Stated task: Copy out the entries exactly, from the first line to the last.

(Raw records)
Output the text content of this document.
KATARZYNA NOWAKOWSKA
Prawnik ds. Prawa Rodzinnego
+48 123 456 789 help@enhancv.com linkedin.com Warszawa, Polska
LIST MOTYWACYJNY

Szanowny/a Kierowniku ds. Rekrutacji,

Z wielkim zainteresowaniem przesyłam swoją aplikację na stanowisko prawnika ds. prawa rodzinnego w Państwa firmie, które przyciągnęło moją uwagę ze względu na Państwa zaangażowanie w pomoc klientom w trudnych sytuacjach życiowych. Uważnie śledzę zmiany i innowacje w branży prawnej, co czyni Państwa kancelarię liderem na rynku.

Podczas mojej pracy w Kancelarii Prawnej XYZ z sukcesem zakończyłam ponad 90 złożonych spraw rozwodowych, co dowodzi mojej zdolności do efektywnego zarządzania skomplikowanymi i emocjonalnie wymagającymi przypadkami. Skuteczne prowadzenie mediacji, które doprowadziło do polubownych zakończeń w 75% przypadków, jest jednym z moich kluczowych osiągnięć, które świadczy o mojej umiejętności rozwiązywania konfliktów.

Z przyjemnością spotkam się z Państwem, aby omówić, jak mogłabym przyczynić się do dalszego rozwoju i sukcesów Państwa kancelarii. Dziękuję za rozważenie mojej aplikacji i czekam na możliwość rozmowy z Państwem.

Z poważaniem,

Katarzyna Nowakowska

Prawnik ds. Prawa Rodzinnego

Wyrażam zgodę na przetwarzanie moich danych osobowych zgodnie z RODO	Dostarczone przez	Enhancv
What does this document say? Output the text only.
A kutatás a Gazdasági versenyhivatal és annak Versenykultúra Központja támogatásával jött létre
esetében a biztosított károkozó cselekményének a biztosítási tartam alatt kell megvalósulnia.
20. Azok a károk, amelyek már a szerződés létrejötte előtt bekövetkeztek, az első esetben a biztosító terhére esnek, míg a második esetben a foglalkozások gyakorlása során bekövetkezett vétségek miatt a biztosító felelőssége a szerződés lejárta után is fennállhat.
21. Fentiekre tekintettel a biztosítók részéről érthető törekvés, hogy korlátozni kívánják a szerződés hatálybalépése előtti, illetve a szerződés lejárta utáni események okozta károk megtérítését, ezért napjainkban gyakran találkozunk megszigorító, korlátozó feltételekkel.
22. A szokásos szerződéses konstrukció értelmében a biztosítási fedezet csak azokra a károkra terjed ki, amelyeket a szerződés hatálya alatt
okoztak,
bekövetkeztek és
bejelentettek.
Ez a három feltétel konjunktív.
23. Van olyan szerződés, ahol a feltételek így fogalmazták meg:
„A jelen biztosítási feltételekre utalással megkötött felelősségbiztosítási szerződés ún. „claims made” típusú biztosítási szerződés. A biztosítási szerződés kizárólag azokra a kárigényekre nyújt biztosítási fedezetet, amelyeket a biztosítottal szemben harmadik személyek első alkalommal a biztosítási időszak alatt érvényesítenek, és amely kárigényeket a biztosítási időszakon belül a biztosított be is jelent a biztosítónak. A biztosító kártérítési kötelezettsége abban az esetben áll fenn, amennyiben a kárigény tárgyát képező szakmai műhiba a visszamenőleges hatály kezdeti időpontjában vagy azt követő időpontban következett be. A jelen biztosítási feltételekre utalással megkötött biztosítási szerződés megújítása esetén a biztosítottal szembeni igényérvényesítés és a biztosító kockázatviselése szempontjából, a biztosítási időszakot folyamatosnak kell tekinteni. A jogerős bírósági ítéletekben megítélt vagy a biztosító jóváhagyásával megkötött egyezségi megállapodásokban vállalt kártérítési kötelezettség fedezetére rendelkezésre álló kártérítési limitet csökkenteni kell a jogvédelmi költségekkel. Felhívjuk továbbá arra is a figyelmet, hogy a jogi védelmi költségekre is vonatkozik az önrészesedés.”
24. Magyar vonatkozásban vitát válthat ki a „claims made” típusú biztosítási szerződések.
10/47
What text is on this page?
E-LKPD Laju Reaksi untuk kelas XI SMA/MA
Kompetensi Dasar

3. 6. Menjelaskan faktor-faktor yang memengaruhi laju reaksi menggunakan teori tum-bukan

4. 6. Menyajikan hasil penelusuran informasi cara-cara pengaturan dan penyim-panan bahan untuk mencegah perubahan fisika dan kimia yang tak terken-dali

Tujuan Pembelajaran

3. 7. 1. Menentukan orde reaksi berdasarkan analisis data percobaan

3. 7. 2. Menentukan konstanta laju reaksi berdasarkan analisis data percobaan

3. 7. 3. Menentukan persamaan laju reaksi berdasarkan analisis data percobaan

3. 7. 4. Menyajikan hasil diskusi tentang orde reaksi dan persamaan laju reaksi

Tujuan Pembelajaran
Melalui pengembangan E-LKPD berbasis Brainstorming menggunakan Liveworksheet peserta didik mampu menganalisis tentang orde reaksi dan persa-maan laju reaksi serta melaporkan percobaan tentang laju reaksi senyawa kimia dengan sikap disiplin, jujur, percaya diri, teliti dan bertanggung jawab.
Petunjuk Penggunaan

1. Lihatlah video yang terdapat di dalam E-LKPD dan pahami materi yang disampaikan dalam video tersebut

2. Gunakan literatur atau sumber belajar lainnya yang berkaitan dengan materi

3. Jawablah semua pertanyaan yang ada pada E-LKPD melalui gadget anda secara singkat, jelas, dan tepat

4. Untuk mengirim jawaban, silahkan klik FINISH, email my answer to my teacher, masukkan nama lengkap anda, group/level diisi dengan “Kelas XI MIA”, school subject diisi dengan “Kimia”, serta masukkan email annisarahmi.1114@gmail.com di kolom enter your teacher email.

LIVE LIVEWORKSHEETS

Task result:
Output the text content of this document.
KATARZYNA NOWAKOWSKA
Prawnik ds. Prawa Rodzinnego
+48 123 456 789 help@enhancv.com linkedin.com Warszawa, Polska
LIST MOTYWACYJNY

Szanowny/a Kierowniku ds. Rekrutacji,

Z wielkim zainteresowaniem przesyłam swoją aplikację na stanowisko prawnika ds. prawa rodzinnego w Państwa firmie, które przyciągnęło moją uwagę ze względu na Państwa zaangażowanie w pomoc klientom w trudnych sytuacjach życiowych. Uważnie śledzę zmiany i innowacje w branży prawnej, co czyni Państwa kancelarię liderem na rynku.

Podczas mojej pracy w Kancelarii Prawnej XYZ z sukcesem zakończyłam ponad 90 złożonych spraw rozwodowych, co dowodzi mojej zdolności do efektywnego zarządzania skomplikowanymi i emocjonalnie wymagającymi przypadkami. Skuteczne prowadzenie mediacji, które doprowadziło do polubownych zakończeń w 75% przypadków, jest jednym z moich kluczowych osiągnięć, które świadczy o mojej umiejętności rozwiązywania konfliktów.

Z przyjemnością spotkam się z Państwem, aby omówić, jak mogłabym przyczynić się do dalszego rozwoju i sukcesów Państwa kancelarii. Dziękuję za rozważenie mojej aplikacji i czekam na możliwość rozmowy z Państwem.

Z poważaniem,

Katarzyna Nowakowska

Prawnik ds. Prawa Rodzinnego

Wyrażam zgodę na przetwarzanie moich danych osobowych zgodnie z RODO	Dostarczone przez	Enhancv
What does this document say? Output the text only.
A kutatás a Gazdasági versenyhivatal és annak Versenykultúra Központja támogatásával jött létre
esetében a biztosított károkozó cselekményének a biztosítási tartam alatt kell megvalósulnia.
20. Azok a károk, amelyek már a szerződés létrejötte előtt bekövetkeztek, az első esetben a biztosító terhére esnek, míg a második esetben a foglalkozások gyakorlása során bekövetkezett vétségek miatt a biztosító felelőssége a szerződés lejárta után is fennállhat.
21. Fentiekre tekintettel a biztosítók részéről érthető törekvés, hogy korlátozni kívánják a szerződés hatálybalépése előtti, illetve a szerződés lejárta utáni események okozta károk megtérítését, ezért napjainkban gyakran találkozunk megszigorító, korlátozó feltételekkel.
22. A szokásos szerződéses konstrukció értelmében a biztosítási fedezet csak azokra a károkra terjed ki, amelyeket a szerződés hatálya alatt
okoztak,
bekövetkeztek és
bejelentettek.
Ez a három feltétel konjunktív.
23. Van olyan szerződés, ahol a feltételek így fogalmazták meg:
„A jelen biztosítási feltételekre utalással megkötött felelősségbiztosítási szerződés ún. „claims made” típusú biztosítási szerződés. A biztosítási szerződés kizárólag azokra a kárigényekre nyújt biztosítási fedezetet, amelyeket a biztosítottal szemben harmadik személyek első alkalommal a biztosítási időszak alatt érvényesítenek, és amely kárigényeket a biztosítási időszakon belül a biztosított be is jelent a biztosítónak. A biztosító kártérítési kötelezettsége abban az esetben áll fenn, amennyiben a kárigény tárgyát képező szakmai műhiba a visszamenőleges hatály kezdeti időpontjában vagy azt követő időpontban következett be. A jelen biztosítási feltételekre utalással megkötött biztosítási szerződés megújítása esetén a biztosítottal szembeni igényérvényesítés és a biztosító kockázatviselése szempontjából, a biztosítási időszakot folyamatosnak kell tekinteni. A jogerős bírósági ítéletekben megítélt vagy a biztosító jóváhagyásával megkötött egyezségi megállapodásokban vállalt kártérítési kötelezettség fedezetére rendelkezésre álló kártérítési limitet csökkenteni kell a jogvédelmi költségekkel. Felhívjuk továbbá arra is a figyelmet, hogy a jogi védelmi költségekre is vonatkozik az önrészesedés.”
24. Magyar vonatkozásban vitát válthat ki a „claims made” típusú biztosítási szerződések.
10/47
What text is on this page?
E-LKPD Laju Reaksi untuk kelas XI SMA/MA
Kompetensi Dasar

3. 6. Menjelaskan faktor-faktor yang memengaruhi laju reaksi menggunakan teori tum-bukan

4. 6. Menyajikan hasil penelusuran informasi cara-cara pengaturan dan penyim-panan bahan untuk mencegah perubahan fisika dan kimia yang tak terken-dali

Tujuan Pembelajaran

3. 7. 1. Menentukan orde reaksi berdasarkan analisis data percobaan

3. 7. 2. Menentukan konstanta laju reaksi berdasarkan analisis data percobaan

3. 7. 3. Menentukan persamaan laju reaksi berdasarkan analisis data percobaan

3. 7. 4. Menyajikan hasil diskusi tentang orde reaksi dan persamaan laju reaksi

Tujuan Pembelajaran
Melalui pengembangan E-LKPD berbasis Brainstorming menggunakan Liveworksheet peserta didik mampu menganalisis tentang orde reaksi dan persa-maan laju reaksi serta melaporkan percobaan tentang laju reaksi senyawa kimia dengan sikap disiplin, jujur, percaya diri, teliti dan bertanggung jawab.
Petunjuk Penggunaan

1. Lihatlah video yang terdapat di dalam E-LKPD dan pahami materi yang disampaikan dalam video tersebut

2. Gunakan literatur atau sumber belajar lainnya yang berkaitan dengan materi

3. Jawablah semua pertanyaan yang ada pada E-LKPD melalui gadget anda secara singkat, jelas, dan tepat

4. Untuk mengirim jawaban, silahkan klik FINISH, email my answer to my teacher, masukkan nama lengkap anda, group/level diisi dengan “Kelas XI MIA”, school subject diisi dengan “Kimia”, serta masukkan email annisarahmi.1114@gmail.com di kolom enter your teacher email.

LIVE LIVEWORKSHEETS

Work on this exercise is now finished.